## [Problem requirements]
Copy out the full listing below, keeping every line and every character unchanged.
==*==
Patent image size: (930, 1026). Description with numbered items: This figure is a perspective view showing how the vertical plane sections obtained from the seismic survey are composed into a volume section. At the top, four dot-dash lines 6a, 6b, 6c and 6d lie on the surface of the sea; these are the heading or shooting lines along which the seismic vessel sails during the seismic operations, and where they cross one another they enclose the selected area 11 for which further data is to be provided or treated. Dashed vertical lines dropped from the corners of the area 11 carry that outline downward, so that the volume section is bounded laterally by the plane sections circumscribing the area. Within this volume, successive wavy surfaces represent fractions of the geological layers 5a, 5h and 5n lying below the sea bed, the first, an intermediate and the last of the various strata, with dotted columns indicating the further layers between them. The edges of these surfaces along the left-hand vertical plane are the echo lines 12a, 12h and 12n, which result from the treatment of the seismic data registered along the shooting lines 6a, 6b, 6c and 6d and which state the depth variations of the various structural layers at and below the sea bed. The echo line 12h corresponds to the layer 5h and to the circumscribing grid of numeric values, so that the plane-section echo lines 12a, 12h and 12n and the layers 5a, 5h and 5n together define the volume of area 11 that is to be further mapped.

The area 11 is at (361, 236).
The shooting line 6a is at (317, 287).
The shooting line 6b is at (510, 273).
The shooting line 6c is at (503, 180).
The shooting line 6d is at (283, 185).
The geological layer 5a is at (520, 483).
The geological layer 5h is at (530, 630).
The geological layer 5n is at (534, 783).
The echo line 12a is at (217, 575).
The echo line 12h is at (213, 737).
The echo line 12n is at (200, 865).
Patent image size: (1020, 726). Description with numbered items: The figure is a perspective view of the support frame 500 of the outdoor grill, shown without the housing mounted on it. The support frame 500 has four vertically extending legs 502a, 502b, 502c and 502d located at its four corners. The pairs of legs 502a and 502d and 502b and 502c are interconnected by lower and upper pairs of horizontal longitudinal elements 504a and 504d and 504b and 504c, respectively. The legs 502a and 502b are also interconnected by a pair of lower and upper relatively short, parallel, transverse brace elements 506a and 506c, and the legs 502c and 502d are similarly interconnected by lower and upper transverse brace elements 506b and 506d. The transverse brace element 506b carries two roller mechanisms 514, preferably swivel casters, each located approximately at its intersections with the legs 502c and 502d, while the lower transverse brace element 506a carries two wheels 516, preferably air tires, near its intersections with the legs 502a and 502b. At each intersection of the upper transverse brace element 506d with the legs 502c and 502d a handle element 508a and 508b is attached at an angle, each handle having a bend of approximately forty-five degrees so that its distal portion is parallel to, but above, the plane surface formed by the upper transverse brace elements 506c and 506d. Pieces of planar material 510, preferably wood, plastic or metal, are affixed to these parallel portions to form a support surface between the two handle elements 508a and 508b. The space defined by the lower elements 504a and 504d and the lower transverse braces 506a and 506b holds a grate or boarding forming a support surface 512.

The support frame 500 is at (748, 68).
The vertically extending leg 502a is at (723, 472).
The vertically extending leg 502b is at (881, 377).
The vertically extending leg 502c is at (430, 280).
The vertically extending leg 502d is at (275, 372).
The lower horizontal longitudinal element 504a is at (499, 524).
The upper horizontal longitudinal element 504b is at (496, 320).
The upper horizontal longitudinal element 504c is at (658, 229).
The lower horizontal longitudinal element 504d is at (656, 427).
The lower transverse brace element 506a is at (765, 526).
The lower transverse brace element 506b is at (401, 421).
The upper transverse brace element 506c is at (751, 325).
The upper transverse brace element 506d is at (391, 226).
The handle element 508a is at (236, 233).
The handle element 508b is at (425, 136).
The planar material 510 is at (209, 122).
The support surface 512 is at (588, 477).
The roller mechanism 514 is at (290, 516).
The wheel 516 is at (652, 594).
==*==
## [Answer to the problem]
Patent image size: (930, 1026). Description with numbered items: This figure is a perspective view showing how the vertical plane sections obtained from the seismic survey are composed into a volume section. At the top, four dot-dash lines 6a, 6b, 6c and 6d lie on the surface of the sea; these are the heading or shooting lines along which the seismic vessel sails during the seismic operations, and where they cross one another they enclose the selected area 11 for which further data is to be provided or treated. Dashed vertical lines dropped from the corners of the area 11 carry that outline downward, so that the volume section is bounded laterally by the plane sections circumscribing the area. Within this volume, successive wavy surfaces represent fractions of the geological layers 5a, 5h and 5n lying below the sea bed, the first, an intermediate and the last of the various strata, with dotted columns indicating the further layers between them. The edges of these surfaces along the left-hand vertical plane are the echo lines 12a, 12h and 12n, which result from the treatment of the seismic data registered along the shooting lines 6a, 6b, 6c and 6d and which state the depth variations of the various structural layers at and below the sea bed. The echo line 12h corresponds to the layer 5h and to the circumscribing grid of numeric values, so that the plane-section echo lines 12a, 12h and 12n and the layers 5a, 5h and 5n together define the volume of area 11 that is to be further mapped.

The area 11 is at (361, 236).
The shooting line 6a is at (317, 287).
The shooting line 6b is at (510, 273).
The shooting line 6c is at (503, 180).
The shooting line 6d is at (283, 185).
The geological layer 5a is at (520, 483).
The geological layer 5h is at (530, 630).
The geological layer 5n is at (534, 783).
The echo line 12a is at (217, 575).
The echo line 12h is at (213, 737).
The echo line 12n is at (200, 865).
Patent image size: (1020, 726). Description with numbered items: The figure is a perspective view of the support frame 500 of the outdoor grill, shown without the housing mounted on it. The support frame 500 has four vertically extending legs 502a, 502b, 502c and 502d located at its four corners. The pairs of legs 502a and 502d and 502b and 502c are interconnected by lower and upper pairs of horizontal longitudinal elements 504a and 504d and 504b and 504c, respectively. The legs 502a and 502b are also interconnected by a pair of lower and upper relatively short, parallel, transverse brace elements 506a and 506c, and the legs 502c and 502d are similarly interconnected by lower and upper transverse brace elements 506b and 506d. The transverse brace element 506b carries two roller mechanisms 514, preferably swivel casters, each located approximately at its intersections with the legs 502c and 502d, while the lower transverse brace element 506a carries two wheels 516, preferably air tires, near its intersections with the legs 502a and 502b. At each intersection of the upper transverse brace element 506d with the legs 502c and 502d a handle element 508a and 508b is attached at an angle, each handle having a bend of approximately forty-five degrees so that its distal portion is parallel to, but above, the plane surface formed by the upper transverse brace elements 506c and 506d. Pieces of planar material 510, preferably wood, plastic or metal, are affixed to these parallel portions to form a support surface between the two handle elements 508a and 508b. The space defined by the lower elements 504a and 504d and the lower transverse braces 506a and 506b holds a grate or boarding forming a support surface 512.

The support frame 500 is at (748, 68).
The vertically extending leg 502a is at (723, 472).
The vertically extending leg 502b is at (881, 377).
The vertically extending leg 502c is at (430, 280).
The vertically extending leg 502d is at (275, 372).
The lower horizontal longitudinal element 504a is at (499, 524).
The upper horizontal longitudinal element 504b is at (496, 320).
The upper horizontal longitudinal element 504c is at (658, 229).
The lower horizontal longitudinal element 504d is at (656, 427).
The lower transverse brace element 506a is at (765, 526).
The lower transverse brace element 506b is at (401, 421).
The upper transverse brace element 506c is at (751, 325).
The upper transverse brace element 506d is at (391, 226).
The handle element 508a is at (236, 233).
The handle element 508b is at (425, 136).
The planar material 510 is at (209, 122).
The support surface 512 is at (588, 477).
The roller mechanism 514 is at (290, 516).
The wheel 516 is at (652, 594).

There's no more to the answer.